Milhares de argentinos saem às ruas para protestar contra governo

Dezenas de milhares de argentinos e opositores saíram nesta quinta-feira às ruas das principais cidades do país para protestar contra a presidente argentina, Cristina Kirchner, a quem acusam de levar adiante uma gestão autoritária e corrupta.

NICOLÁS MISCULIN, Reuters

18 de abril de 2013 | 20h48

O protesto foi convocado por meio das redes sociais, assim como foi feito em duas outras vezes no ano passado, com apoio da oposição, meses antes da realização de eleições legislativas, nas quais o governo peronista tentará conservar sua maioria parlamentar.

"Estou cansado das mentiras e da prepotência. Cansado de que robem tudo. O protesto é massivo", disse à Reuters Gabriel Segura, de 28 anos.

A elevada inflação no país, que, segundo especialistas, é o dobro dos números oficiais, várias denúncias de corrupção e um recente projeto de lei para modificar a estrutura do Poder Judiciário eram as principais queixas dos manifestantes.

Uma imensa bandeira da Argentina cruzou o centro de Buenos Aires, enquanto as pessoas cantavam contra o governo com o ruído das batidas de panelas ao fundo.

Em meio à multidão, que tinha cartazes que diziam "Basta" e vários tipos de exigências, a TV local mostrou diversos membros da oposição política e sindical.

"Alguém tem que responder pelos níveis sem precedentes de corrupção que estamos vendo. Gostaria que meus companheiros da Frente para a Vitória (governista) viessem à rua e escutassem as pessoas", afirmou ao canal C5N Sergio Bergman, do partido opositor PRO.

Depois de ser reeleita em 2011 com 54 por cento dos votos, a aprovação da gestão de Cristina caiu de forma sustentada durante o ano passado.

O estilo de confronto da presidente, que chegou ao governo em 2007 sucedendo seu marido Néstor Kirchner, que morreu em 2010, provocou disputas com diversos grupos e corporações nos últimos anos e também costuma causar mal-estar entre seus opositores.
··········
## Tarefa
Liste todos os nomes completos de pessoas que aparecem na notícia sobre os protestos na Argentina, incluindo a assinatura.

## Conjunto de dados
··········
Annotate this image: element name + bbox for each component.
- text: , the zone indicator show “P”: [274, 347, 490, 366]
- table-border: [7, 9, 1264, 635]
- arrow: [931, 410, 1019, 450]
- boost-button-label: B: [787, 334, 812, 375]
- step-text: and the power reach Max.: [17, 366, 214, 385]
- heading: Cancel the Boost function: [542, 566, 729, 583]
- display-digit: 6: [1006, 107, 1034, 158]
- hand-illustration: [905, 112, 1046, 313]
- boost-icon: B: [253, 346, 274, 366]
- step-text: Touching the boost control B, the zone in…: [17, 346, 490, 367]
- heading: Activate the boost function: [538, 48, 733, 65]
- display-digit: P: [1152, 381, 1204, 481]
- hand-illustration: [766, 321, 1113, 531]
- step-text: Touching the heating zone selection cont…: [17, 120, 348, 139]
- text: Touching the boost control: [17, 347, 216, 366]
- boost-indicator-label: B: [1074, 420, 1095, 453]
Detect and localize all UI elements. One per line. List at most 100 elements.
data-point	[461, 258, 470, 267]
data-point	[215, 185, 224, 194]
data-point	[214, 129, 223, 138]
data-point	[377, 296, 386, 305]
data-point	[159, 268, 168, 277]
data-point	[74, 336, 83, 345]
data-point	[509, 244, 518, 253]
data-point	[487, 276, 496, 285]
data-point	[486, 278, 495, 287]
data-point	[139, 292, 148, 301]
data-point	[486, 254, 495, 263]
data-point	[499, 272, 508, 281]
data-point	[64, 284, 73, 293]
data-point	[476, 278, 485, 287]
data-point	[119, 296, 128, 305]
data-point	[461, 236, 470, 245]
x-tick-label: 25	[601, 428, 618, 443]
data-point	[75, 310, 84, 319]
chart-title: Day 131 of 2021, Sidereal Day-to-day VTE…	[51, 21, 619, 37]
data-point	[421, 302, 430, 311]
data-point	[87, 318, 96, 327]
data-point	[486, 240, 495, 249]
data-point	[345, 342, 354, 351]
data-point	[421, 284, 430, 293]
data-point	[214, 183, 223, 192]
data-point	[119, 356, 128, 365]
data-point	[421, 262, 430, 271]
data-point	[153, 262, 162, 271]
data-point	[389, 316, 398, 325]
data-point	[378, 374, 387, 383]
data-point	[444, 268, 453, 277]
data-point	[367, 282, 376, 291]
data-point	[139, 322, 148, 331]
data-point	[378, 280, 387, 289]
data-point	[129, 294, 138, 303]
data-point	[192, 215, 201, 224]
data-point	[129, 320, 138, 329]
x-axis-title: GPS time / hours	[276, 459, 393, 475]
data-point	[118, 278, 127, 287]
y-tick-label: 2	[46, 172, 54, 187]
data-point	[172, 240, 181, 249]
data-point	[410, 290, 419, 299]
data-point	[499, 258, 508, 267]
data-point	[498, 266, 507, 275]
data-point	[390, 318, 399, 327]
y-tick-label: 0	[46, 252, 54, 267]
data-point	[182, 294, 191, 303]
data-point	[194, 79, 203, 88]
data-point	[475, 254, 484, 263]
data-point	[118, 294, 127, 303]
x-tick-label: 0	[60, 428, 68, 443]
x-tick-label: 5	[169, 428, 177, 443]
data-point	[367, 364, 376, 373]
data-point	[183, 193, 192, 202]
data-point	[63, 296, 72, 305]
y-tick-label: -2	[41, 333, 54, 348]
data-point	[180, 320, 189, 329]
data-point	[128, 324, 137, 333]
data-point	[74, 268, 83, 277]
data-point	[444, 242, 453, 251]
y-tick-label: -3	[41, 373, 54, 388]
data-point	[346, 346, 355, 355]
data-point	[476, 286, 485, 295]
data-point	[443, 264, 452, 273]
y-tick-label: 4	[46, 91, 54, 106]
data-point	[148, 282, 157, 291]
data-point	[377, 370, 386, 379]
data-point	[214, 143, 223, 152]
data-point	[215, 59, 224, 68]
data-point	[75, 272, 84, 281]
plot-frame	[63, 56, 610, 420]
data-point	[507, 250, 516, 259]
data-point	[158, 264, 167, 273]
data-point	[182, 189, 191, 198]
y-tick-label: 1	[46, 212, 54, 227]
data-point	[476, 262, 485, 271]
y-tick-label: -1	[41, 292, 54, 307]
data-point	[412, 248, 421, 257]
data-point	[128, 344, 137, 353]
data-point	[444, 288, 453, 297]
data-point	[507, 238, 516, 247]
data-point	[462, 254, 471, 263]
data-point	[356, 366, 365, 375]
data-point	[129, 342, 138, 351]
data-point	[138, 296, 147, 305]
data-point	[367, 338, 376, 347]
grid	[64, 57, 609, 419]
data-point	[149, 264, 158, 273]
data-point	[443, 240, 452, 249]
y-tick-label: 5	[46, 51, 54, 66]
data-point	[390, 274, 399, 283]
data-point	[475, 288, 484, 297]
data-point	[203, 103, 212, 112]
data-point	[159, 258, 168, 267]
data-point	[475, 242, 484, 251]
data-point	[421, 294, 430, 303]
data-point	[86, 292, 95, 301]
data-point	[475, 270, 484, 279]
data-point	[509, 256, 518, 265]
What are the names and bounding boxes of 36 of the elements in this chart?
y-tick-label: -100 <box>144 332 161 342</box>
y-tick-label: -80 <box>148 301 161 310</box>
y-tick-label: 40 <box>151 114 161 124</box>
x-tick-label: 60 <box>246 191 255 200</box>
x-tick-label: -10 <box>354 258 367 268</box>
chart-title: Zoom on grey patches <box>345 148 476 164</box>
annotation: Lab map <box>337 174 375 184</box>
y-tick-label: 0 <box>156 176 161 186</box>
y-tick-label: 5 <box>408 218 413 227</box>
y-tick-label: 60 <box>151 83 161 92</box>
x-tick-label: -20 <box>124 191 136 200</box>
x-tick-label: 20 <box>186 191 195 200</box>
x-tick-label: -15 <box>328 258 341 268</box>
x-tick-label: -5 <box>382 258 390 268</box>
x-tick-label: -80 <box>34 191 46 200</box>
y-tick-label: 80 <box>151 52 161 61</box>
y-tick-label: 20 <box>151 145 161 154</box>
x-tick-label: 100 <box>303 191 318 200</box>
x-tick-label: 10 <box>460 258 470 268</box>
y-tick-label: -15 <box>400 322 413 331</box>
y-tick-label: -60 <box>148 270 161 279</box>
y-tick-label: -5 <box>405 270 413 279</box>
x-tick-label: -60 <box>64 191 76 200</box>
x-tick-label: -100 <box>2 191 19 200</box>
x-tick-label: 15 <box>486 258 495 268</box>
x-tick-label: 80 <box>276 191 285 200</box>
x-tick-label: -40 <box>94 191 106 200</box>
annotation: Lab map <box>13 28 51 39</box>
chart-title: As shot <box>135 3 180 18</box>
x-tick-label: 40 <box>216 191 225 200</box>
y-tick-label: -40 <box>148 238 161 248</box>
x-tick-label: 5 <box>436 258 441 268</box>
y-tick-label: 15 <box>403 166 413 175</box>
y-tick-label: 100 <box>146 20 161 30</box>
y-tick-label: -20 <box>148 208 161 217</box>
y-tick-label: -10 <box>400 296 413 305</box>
··········
## Resposta da tarefa
Cristina Kirchner
Nicolás Misculin
Gabriel Segura
Sergio Bergman
Néstor Kirchner